## Data records
- - - -
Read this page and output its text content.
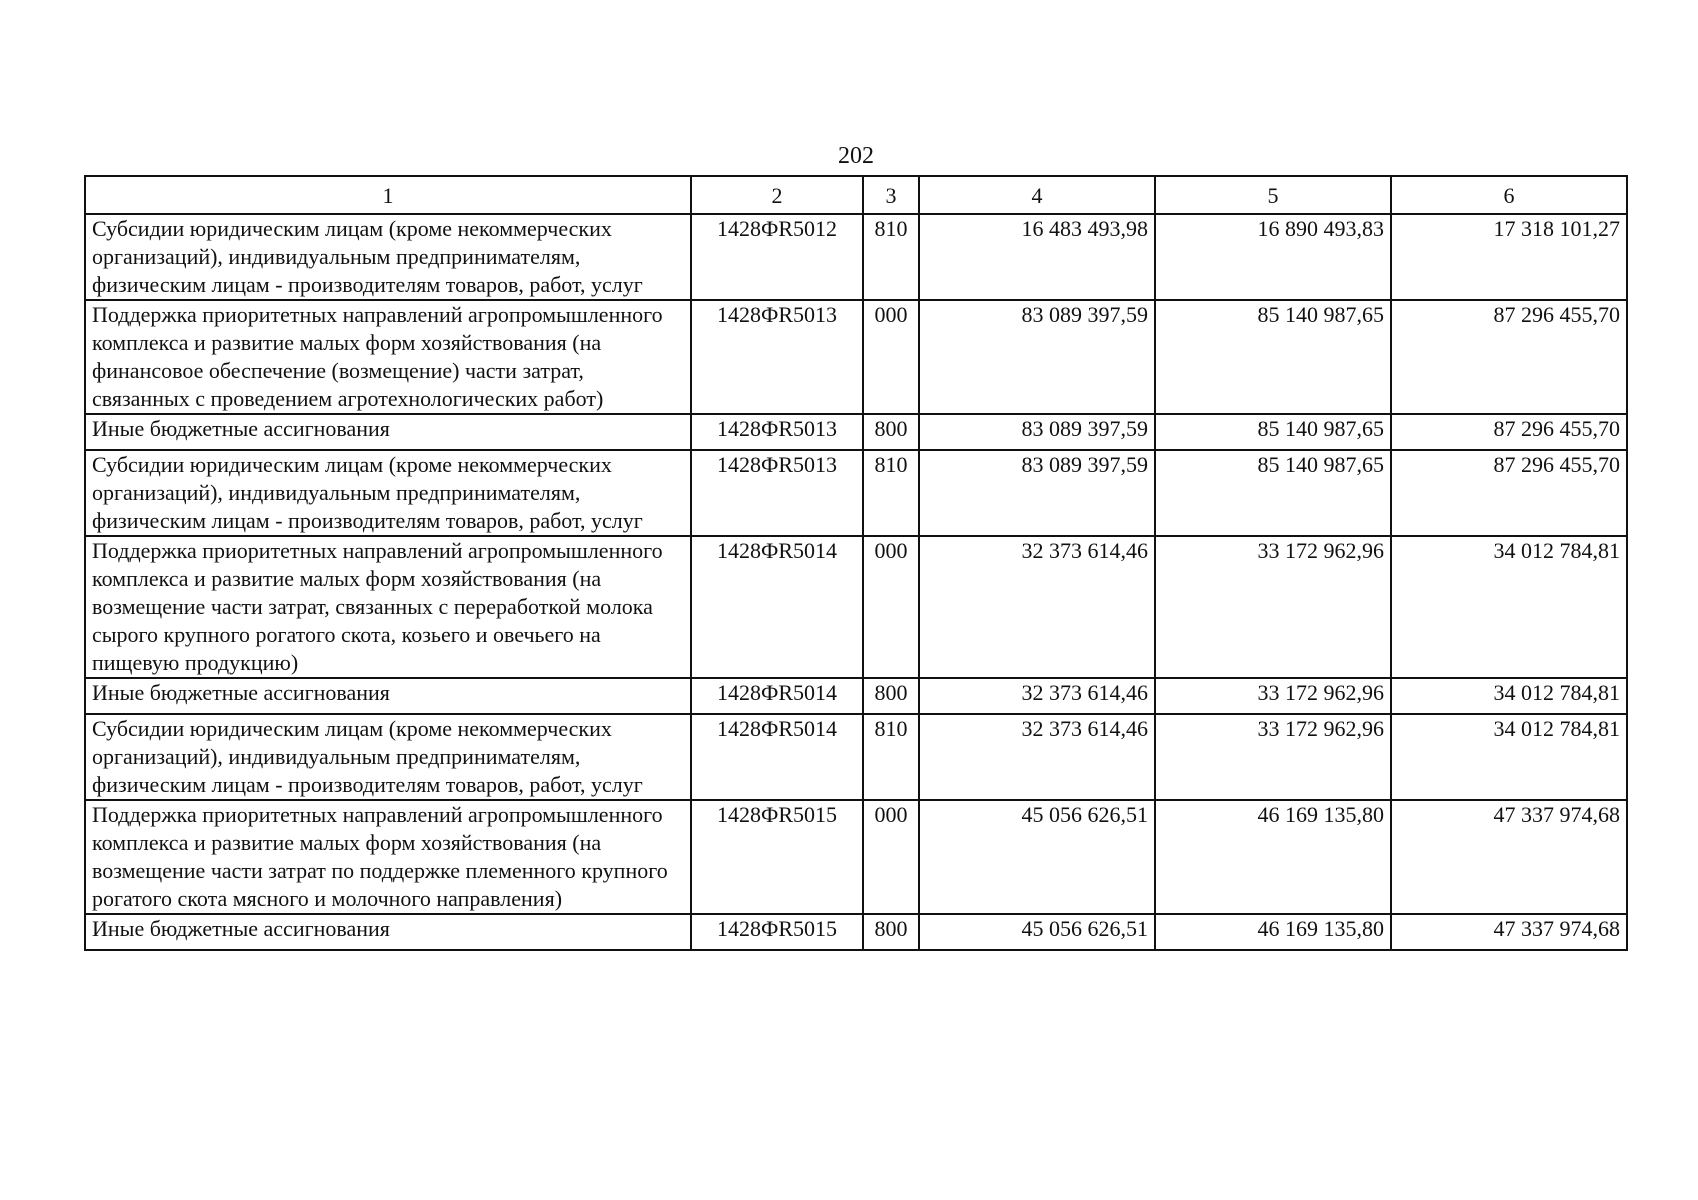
202
1	2	3	4	5	6
Субсидии юридическим лицам (кроме некоммерческих организаций), индивидуальным предпринимателям, физическим лицам - производителям товаров, работ, услуг	1428ФR5012	810	16 483 493,98	16 890 493,83	17 318 101,27
Поддержка приоритетных направлений агропромышленного комплекса и развитие малых форм хозяйствования (на финансовое обеспечение (возмещение) части затрат, связанных с проведением агротехнологических работ)	1428ФR5013	000	83 089 397,59	85 140 987,65	87 296 455,70
Иные бюджетные ассигнования	1428ФR5013	800	83 089 397,59	85 140 987,65	87 296 455,70
Субсидии юридическим лицам (кроме некоммерческих организаций), индивидуальным предпринимателям, физическим лицам - производителям товаров, работ, услуг	1428ФR5013	810	83 089 397,59	85 140 987,65	87 296 455,70
Поддержка приоритетных направлений агропромышленного комплекса и развитие малых форм хозяйствования (на возмещение части затрат, связанных с переработкой молока сырого крупного рогатого скота, козьего и овечьего на пищевую продукцию)	1428ФR5014	000	32 373 614,46	33 172 962,96	34 012 784,81
Иные бюджетные ассигнования	1428ФR5014	800	32 373 614,46	33 172 962,96	34 012 784,81
Субсидии юридическим лицам (кроме некоммерческих организаций), индивидуальным предпринимателям, физическим лицам - производителям товаров, работ, услуг	1428ФR5014	810	32 373 614,46	33 172 962,96	34 012 784,81
Поддержка приоритетных направлений агропромышленного комплекса и развитие малых форм хозяйствования (на возмещение части затрат по поддержке племенного крупного рогатого скота мясного и молочного направления)	1428ФR5015	000	45 056 626,51	46 169 135,80	47 337 974,68
Иные бюджетные ассигнования	1428ФR5015	800	45 056 626,51	46 169 135,80	47 337 974,68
- - - -
## OBJECTIVE
Locate and copy each line in the data above that includes the word "Иные".

## COMPLETE OUTPUT
Иные бюджетные ассигнования	1428ФR5013	800	83 089 397,59	85 140 987,65	87 296 455,70
Иные бюджетные ассигнования	1428ФR5014	800	32 373 614,46	33 172 962,96	34 012 784,81
Иные бюджетные ассигнования	1428ФR5015	800	45 056 626,51	46 169 135,80	47 337 974,68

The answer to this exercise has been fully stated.